-- BEGIN DATASET --

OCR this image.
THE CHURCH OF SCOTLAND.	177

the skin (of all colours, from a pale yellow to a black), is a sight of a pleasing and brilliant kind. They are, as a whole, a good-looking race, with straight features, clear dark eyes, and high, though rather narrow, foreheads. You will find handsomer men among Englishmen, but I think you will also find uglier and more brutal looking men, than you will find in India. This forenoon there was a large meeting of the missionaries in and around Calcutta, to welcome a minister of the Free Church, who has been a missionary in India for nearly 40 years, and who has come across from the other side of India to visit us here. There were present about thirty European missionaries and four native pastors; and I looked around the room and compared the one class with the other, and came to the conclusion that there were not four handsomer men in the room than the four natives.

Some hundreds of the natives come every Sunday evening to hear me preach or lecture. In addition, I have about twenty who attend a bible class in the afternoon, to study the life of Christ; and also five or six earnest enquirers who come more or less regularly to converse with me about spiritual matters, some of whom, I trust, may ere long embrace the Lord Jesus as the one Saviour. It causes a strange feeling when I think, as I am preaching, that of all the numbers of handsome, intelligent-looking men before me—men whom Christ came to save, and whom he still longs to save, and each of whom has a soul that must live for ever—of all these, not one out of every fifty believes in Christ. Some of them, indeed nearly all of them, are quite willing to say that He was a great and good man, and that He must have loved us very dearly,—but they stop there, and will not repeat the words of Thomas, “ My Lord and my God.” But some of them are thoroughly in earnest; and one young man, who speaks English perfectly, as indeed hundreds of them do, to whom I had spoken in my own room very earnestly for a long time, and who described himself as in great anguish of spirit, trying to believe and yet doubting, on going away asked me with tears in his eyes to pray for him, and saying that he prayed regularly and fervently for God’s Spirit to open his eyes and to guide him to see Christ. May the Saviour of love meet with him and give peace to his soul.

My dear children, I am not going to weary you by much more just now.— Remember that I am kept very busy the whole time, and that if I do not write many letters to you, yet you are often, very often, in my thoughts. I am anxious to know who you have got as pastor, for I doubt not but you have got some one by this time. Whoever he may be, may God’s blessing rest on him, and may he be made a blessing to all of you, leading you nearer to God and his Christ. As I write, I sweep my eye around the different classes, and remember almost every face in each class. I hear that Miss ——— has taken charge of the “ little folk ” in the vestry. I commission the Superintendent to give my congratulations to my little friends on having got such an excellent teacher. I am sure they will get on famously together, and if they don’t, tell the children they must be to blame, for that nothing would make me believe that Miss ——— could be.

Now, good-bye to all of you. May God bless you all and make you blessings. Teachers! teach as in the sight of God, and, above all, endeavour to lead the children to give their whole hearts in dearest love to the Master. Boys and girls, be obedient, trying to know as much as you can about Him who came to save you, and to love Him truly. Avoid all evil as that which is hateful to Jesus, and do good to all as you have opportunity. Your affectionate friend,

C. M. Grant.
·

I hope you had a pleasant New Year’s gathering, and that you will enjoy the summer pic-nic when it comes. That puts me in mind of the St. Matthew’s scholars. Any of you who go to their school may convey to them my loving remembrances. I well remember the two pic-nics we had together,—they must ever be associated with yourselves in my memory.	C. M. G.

-- END DATASET --

WORK TO BE COMPLETED
Copy each entry exactly, with nothing added or dropped.

WRITTEN ANSWER
OCR this image.
THE CHURCH OF SCOTLAND.	177

the skin (of all colours, from a pale yellow to a black), is a sight of a pleasing and brilliant kind. They are, as a whole, a good-looking race, with straight features, clear dark eyes, and high, though rather narrow, foreheads. You will find handsomer men among Englishmen, but I think you will also find uglier and more brutal looking men, than you will find in India. This forenoon there was a large meeting of the missionaries in and around Calcutta, to welcome a minister of the Free Church, who has been a missionary in India for nearly 40 years, and who has come across from the other side of India to visit us here. There were present about thirty European missionaries and four native pastors; and I looked around the room and compared the one class with the other, and came to the conclusion that there were not four handsomer men in the room than the four natives.

Some hundreds of the natives come every Sunday evening to hear me preach or lecture. In addition, I have about twenty who attend a bible class in the afternoon, to study the life of Christ; and also five or six earnest enquirers who come more or less regularly to converse with me about spiritual matters, some of whom, I trust, may ere long embrace the Lord Jesus as the one Saviour. It causes a strange feeling when I think, as I am preaching, that of all the numbers of handsome, intelligent-looking men before me—men whom Christ came to save, and whom he still longs to save, and each of whom has a soul that must live for ever—of all these, not one out of every fifty believes in Christ. Some of them, indeed nearly all of them, are quite willing to say that He was a great and good man, and that He must have loved us very dearly,—but they stop there, and will not repeat the words of Thomas, “ My Lord and my God.” But some of them are thoroughly in earnest; and one young man, who speaks English perfectly, as indeed hundreds of them do, to whom I had spoken in my own room very earnestly for a long time, and who described himself as in great anguish of spirit, trying to believe and yet doubting, on going away asked me with tears in his eyes to pray for him, and saying that he prayed regularly and fervently for God’s Spirit to open his eyes and to guide him to see Christ. May the Saviour of love meet with him and give peace to his soul.

My dear children, I am not going to weary you by much more just now.— Remember that I am kept very busy the whole time, and that if I do not write many letters to you, yet you are often, very often, in my thoughts. I am anxious to know who you have got as pastor, for I doubt not but you have got some one by this time. Whoever he may be, may God’s blessing rest on him, and may he be made a blessing to all of you, leading you nearer to God and his Christ. As I write, I sweep my eye around the different classes, and remember almost every face in each class. I hear that Miss ——— has taken charge of the “ little folk ” in the vestry. I commission the Superintendent to give my congratulations to my little friends on having got such an excellent teacher. I am sure they will get on famously together, and if they don’t, tell the children they must be to blame, for that nothing would make me believe that Miss ——— could be.

Now, good-bye to all of you. May God bless you all and make you blessings. Teachers! teach as in the sight of God, and, above all, endeavour to lead the children to give their whole hearts in dearest love to the Master. Boys and girls, be obedient, trying to know as much as you can about Him who came to save you, and to love Him truly. Avoid all evil as that which is hateful to Jesus, and do good to all as you have opportunity. Your affectionate friend,

C. M. Grant.
·

I hope you had a pleasant New Year’s gathering, and that you will enjoy the summer pic-nic when it comes. That puts me in mind of the St. Matthew’s scholars. Any of you who go to their school may convey to them my loving remembrances. I well remember the two pic-nics we had together,—they must ever be associated with yourselves in my memory.	C. M. G.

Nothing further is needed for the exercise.